* _Directive_
Repeat the material verbatim and drop the pictures.
** Start of Stored rows **
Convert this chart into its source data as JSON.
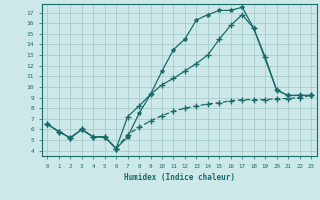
{
  "xlabel": "Humidex (Indice chaleur)",
  "bg_color": "#cce8e8",
  "grid_color": "#aacccc",
  "line_color": "#1a6b6b",
  "xlim": [
    -0.5,
    23.5
  ],
  "ylim": [
    3.5,
    17.8
  ],
  "xticks": [
    0,
    1,
    2,
    3,
    4,
    5,
    6,
    7,
    8,
    9,
    10,
    11,
    12,
    13,
    14,
    15,
    16,
    17,
    18,
    19,
    20,
    21,
    22,
    23
  ],
  "yticks": [
    4,
    5,
    6,
    7,
    8,
    9,
    10,
    11,
    12,
    13,
    14,
    15,
    16,
    17
  ],
  "curve1_x": [
    0,
    1,
    2,
    3,
    4,
    5,
    6,
    7,
    8,
    9,
    10,
    11,
    12,
    13,
    14,
    15,
    16,
    17,
    18,
    20,
    21,
    22,
    23
  ],
  "curve1_y": [
    6.5,
    5.8,
    5.2,
    6.0,
    5.3,
    5.3,
    4.2,
    5.3,
    7.5,
    9.3,
    11.5,
    13.5,
    14.5,
    16.3,
    16.8,
    17.2,
    17.2,
    17.5,
    15.5,
    9.7,
    9.2,
    9.2,
    9.2
  ],
  "curve2_x": [
    0,
    1,
    2,
    3,
    4,
    5,
    6,
    7,
    8,
    9,
    10,
    11,
    12,
    13,
    14,
    15,
    16,
    17,
    18,
    19,
    20,
    21,
    22,
    23
  ],
  "curve2_y": [
    6.5,
    5.8,
    5.2,
    6.0,
    5.3,
    5.3,
    4.2,
    7.2,
    8.2,
    9.3,
    10.2,
    10.8,
    11.5,
    12.2,
    13.0,
    14.5,
    15.8,
    16.8,
    15.5,
    12.8,
    9.7,
    9.2,
    9.2,
    9.2
  ],
  "curve3_x": [
    0,
    1,
    2,
    3,
    4,
    5,
    6,
    7,
    8,
    9,
    10,
    11,
    12,
    13,
    14,
    15,
    16,
    17,
    18,
    19,
    20,
    21,
    22,
    23
  ],
  "curve3_y": [
    6.5,
    5.8,
    5.2,
    6.0,
    5.3,
    5.3,
    4.2,
    5.5,
    6.2,
    6.8,
    7.3,
    7.7,
    8.0,
    8.2,
    8.4,
    8.5,
    8.7,
    8.8,
    8.8,
    8.8,
    8.9,
    8.9,
    9.0,
    9.2
  ]
}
** End of Stored rows **
* _Task response_
Convert this chart into its source data as JSON.
{
  "xlabel": "Humidex (Indice chaleur)",
  "bg_color": "#cce8e8",
  "grid_color": "#aacccc",
  "line_color": "#1a6b6b",
  "xlim": [
    -0.5,
    23.5
  ],
  "ylim": [
    3.5,
    17.8
  ],
  "xticks": [
    0,
    1,
    2,
    3,
    4,
    5,
    6,
    7,
    8,
    9,
    10,
    11,
    12,
    13,
    14,
    15,
    16,
    17,
    18,
    19,
    20,
    21,
    22,
    23
  ],
  "yticks": [
    4,
    5,
    6,
    7,
    8,
    9,
    10,
    11,
    12,
    13,
    14,
    15,
    16,
    17
  ],
  "curve1_x": [
    0,
    1,
    2,
    3,
    4,
    5,
    6,
    7,
    8,
    9,
    10,
    11,
    12,
    13,
    14,
    15,
    16,
    17,
    18,
    20,
    21,
    22,
    23
  ],
  "curve1_y": [
    6.5,
    5.8,
    5.2,
    6.0,
    5.3,
    5.3,
    4.2,
    5.3,
    7.5,
    9.3,
    11.5,
    13.5,
    14.5,
    16.3,
    16.8,
    17.2,
    17.2,
    17.5,
    15.5,
    9.7,
    9.2,
    9.2,
    9.2
  ],
  "curve2_x": [
    0,
    1,
    2,
    3,
    4,
    5,
    6,
    7,
    8,
    9,
    10,
    11,
    12,
    13,
    14,
    15,
    16,
    17,
    18,
    19,
    20,
    21,
    22,
    23
  ],
  "curve2_y": [
    6.5,
    5.8,
    5.2,
    6.0,
    5.3,
    5.3,
    4.2,
    7.2,
    8.2,
    9.3,
    10.2,
    10.8,
    11.5,
    12.2,
    13.0,
    14.5,
    15.8,
    16.8,
    15.5,
    12.8,
    9.7,
    9.2,
    9.2,
    9.2
  ],
  "curve3_x": [
    0,
    1,
    2,
    3,
    4,
    5,
    6,
    7,
    8,
    9,
    10,
    11,
    12,
    13,
    14,
    15,
    16,
    17,
    18,
    19,
    20,
    21,
    22,
    23
  ],
  "curve3_y": [
    6.5,
    5.8,
    5.2,
    6.0,
    5.3,
    5.3,
    4.2,
    5.5,
    6.2,
    6.8,
    7.3,
    7.7,
    8.0,
    8.2,
    8.4,
    8.5,
    8.7,
    8.8,
    8.8,
    8.8,
    8.9,
    8.9,
    9.0,
    9.2
  ]
}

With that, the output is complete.